EXERCISE BRIEF
Extract all data as written.

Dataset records
■ ■ ■ ■
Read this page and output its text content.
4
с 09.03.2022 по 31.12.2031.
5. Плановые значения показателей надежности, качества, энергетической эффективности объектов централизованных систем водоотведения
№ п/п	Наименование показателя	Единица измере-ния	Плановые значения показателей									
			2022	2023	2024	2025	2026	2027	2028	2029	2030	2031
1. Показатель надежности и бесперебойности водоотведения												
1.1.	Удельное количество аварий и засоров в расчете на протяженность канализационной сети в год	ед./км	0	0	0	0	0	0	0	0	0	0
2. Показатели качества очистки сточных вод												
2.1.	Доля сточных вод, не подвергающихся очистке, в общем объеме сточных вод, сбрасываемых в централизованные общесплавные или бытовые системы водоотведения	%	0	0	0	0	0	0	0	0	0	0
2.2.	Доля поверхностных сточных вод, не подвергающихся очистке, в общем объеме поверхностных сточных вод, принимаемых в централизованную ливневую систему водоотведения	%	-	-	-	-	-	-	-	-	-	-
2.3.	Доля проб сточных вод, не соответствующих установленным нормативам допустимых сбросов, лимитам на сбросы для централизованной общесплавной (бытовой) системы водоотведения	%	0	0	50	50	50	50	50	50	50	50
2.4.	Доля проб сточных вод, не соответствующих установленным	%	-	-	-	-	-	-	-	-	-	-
■ ■ ■ ■
SOLUTION TO THIS TASK
Read this page and output its text content.
4
с 09.03.2022 по 31.12.2031.
5. Плановые значения показателей надежности, качества, энергетической эффективности объектов централизованных систем водоотведения
№ п/п	Наименование показателя	Единица измере-ния	Плановые значения показателей									
			2022	2023	2024	2025	2026	2027	2028	2029	2030	2031
1. Показатель надежности и бесперебойности водоотведения												
1.1.	Удельное количество аварий и засоров в расчете на протяженность канализационной сети в год	ед./км	0	0	0	0	0	0	0	0	0	0
2. Показатели качества очистки сточных вод												
2.1.	Доля сточных вод, не подвергающихся очистке, в общем объеме сточных вод, сбрасываемых в централизованные общесплавные или бытовые системы водоотведения	%	0	0	0	0	0	0	0	0	0	0
2.2.	Доля поверхностных сточных вод, не подвергающихся очистке, в общем объеме поверхностных сточных вод, принимаемых в централизованную ливневую систему водоотведения	%	-	-	-	-	-	-	-	-	-	-
2.3.	Доля проб сточных вод, не соответствующих установленным нормативам допустимых сбросов, лимитам на сбросы для централизованной общесплавной (бытовой) системы водоотведения	%	0	0	50	50	50	50	50	50	50	50
2.4.	Доля проб сточных вод, не соответствующих установленным	%	-	-	-	-	-	-	-	-	-	-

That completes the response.